▶ [EXERCISE DESCRIPTION]:
Transcribe only what runs from the line containing "Output the text content of this document." through the final line below, exactly, and leave every picture out.

▶ [EXERCISE INPUTS]:
──────────
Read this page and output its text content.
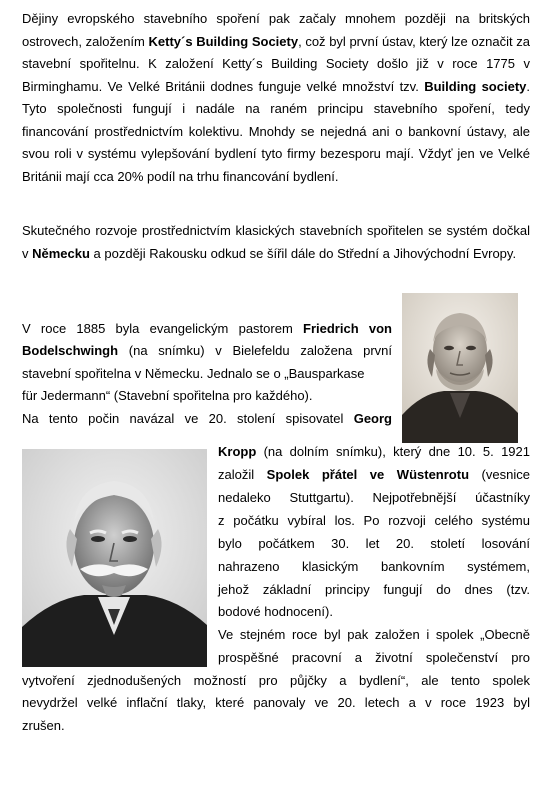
Dějiny evropského stavebního spoření pak začaly mnohem později na britských ostrovech, založením Ketty´s Building Society, což byl první ústav, který lze označit za stavební spořitelnu. K založení Ketty´s Building Society došlo již v roce 1775 v Birminghamu. Ve Velké Británii dodnes funguje velké množství tzv. Building society. Tyto společnosti fungují i nadále na raném principu stavebního spoření, tedy financování prostřednictvím kolektivu. Mnohdy se nejedná ani o bankovní ústavy, ale svou roli v systému vylepšování bydlení tyto firmy bezesporu mají. Vždyť jen ve Velké Británii mají cca 20% podíl na trhu financování bydlení.
Skutečného rozvoje prostřednictvím klasických stavebních spořitelen se systém dočkal v Německu a později Rakousku odkud se šířil dále do Střední a Jihovýchodní Evropy.
V roce 1885 byla evangelickým pastorem Friedrich von
Bodelschwingh (na snímku) v Bielefeldu založena první
stavební spořitelna v Německu. Jednalo se o „Bausparkase
für Jedermann“ (Stavební spořitelna pro každého).
Na tento počin navázal ve 20. stolení spisovatel Georg
Kropp (na dolním snímku), který dne 10. 5. 1921
založil Spolek přátel ve Wüstenrotu (vesnice
nedaleko Stuttgartu). Nejpotřebnější účastníky
z počátku vybíral los. Po rozvoji celého systému
bylo počátkem 30. let 20. století losování
nahrazeno klasickým bankovním systémem,
jehož základní principy fungují do dnes (tzv.
bodové hodnocení).
Ve stejném roce byl pak založen i spolek „Obecně
prospěšné pracovní a životní společenství pro
vytvoření zjednodušených možností pro půjčky a bydlení“, ale tento spolek
nevydržel velké inflační tlaky, které panovaly ve 20. letech a v roce 1923 byl
zrušen.
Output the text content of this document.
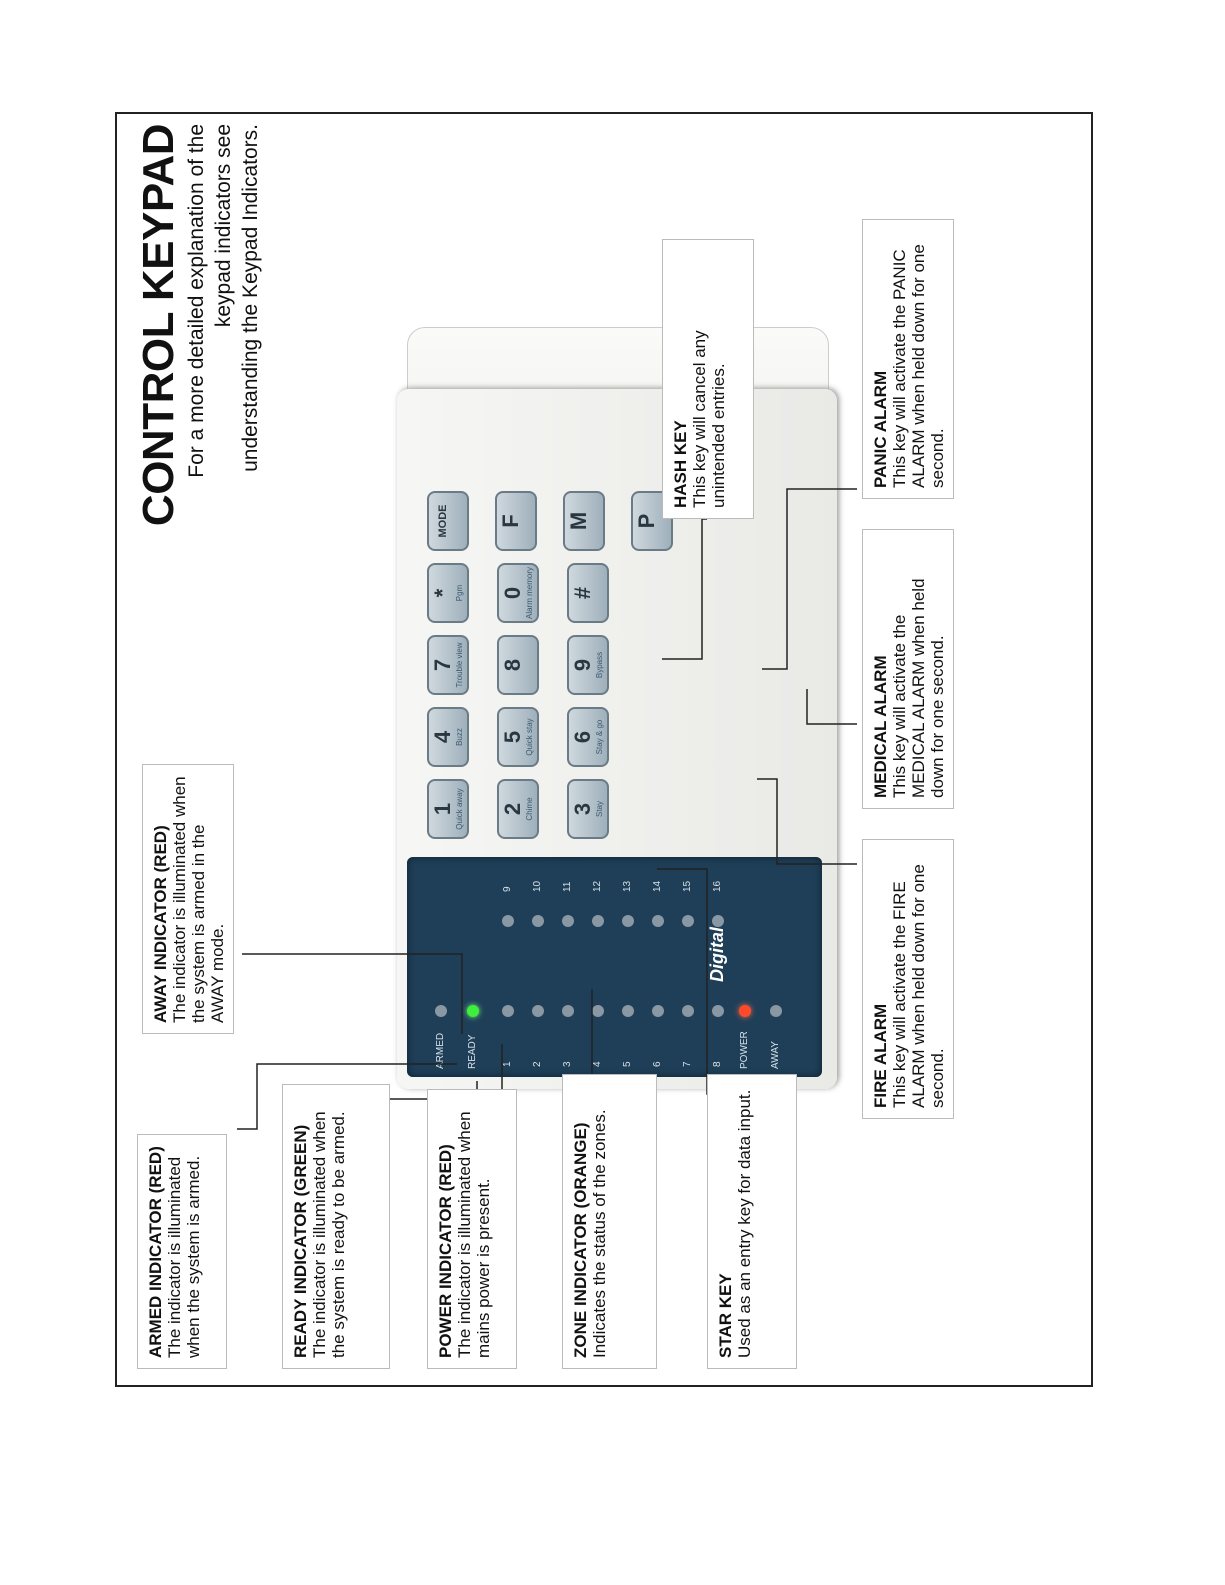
CONTROL KEYPAD For a more detailed explanation of the keypad indicators see understanding the Keypad Indicators.
ARMED READY	AWAY
POWER
Digital
1 2 3 4 5 6 7 8
9 10 11 12 13 14 15 16
1 Quick away 2 Chime 3 Stay
4 Buzz 5 Quick stay 6 Stay & go
7 Trouble view 8 9 Bypass
* Pgm 0 Alarm memory #
MODE F M P
ARMED INDICATOR (RED) The indicator is illuminated when the system is armed.	READY INDICATOR (GREEN) The indicator is illuminated when the system is ready to be armed.	POWER INDICATOR (RED) The indicator is illuminated when mains power is present.	ZONE INDICATOR (ORANGE) Indicates the status of the zones.	STAR KEY Used as an entry key for data input.
AWAY INDICATOR (RED) The indicator is illuminated when the system is armed in the AWAY mode.
HASH KEY This key will cancel any unintended entries.	PANIC ALARM This key will activate the PANIC ALARM when held down for one second.
MEDICAL ALARM This key will activate the MEDICAL ALARM when held down for one second.
FIRE ALARM This key will activate the FIRE ALARM when held down for one second.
──────────
▶ [RESPONSE TO THIS EXERCISE]:
Output the text content of this document.
CONTROL KEYPAD For a more detailed explanation of the keypad indicators see understanding the Keypad Indicators.
ARMED READY	AWAY
POWER
Digital
1 2 3 4 5 6 7 8
9 10 11 12 13 14 15 16
1 Quick away 2 Chime 3 Stay
4 Buzz 5 Quick stay 6 Stay & go
7 Trouble view 8 9 Bypass
* Pgm 0 Alarm memory #
MODE F M P
ARMED INDICATOR (RED) The indicator is illuminated when the system is armed.	READY INDICATOR (GREEN) The indicator is illuminated when the system is ready to be armed.	POWER INDICATOR (RED) The indicator is illuminated when mains power is present.	ZONE INDICATOR (ORANGE) Indicates the status of the zones.	STAR KEY Used as an entry key for data input.
AWAY INDICATOR (RED) The indicator is illuminated when the system is armed in the AWAY mode.
HASH KEY This key will cancel any unintended entries.	PANIC ALARM This key will activate the PANIC ALARM when held down for one second.
MEDICAL ALARM This key will activate the MEDICAL ALARM when held down for one second.
FIRE ALARM This key will activate the FIRE ALARM when held down for one second.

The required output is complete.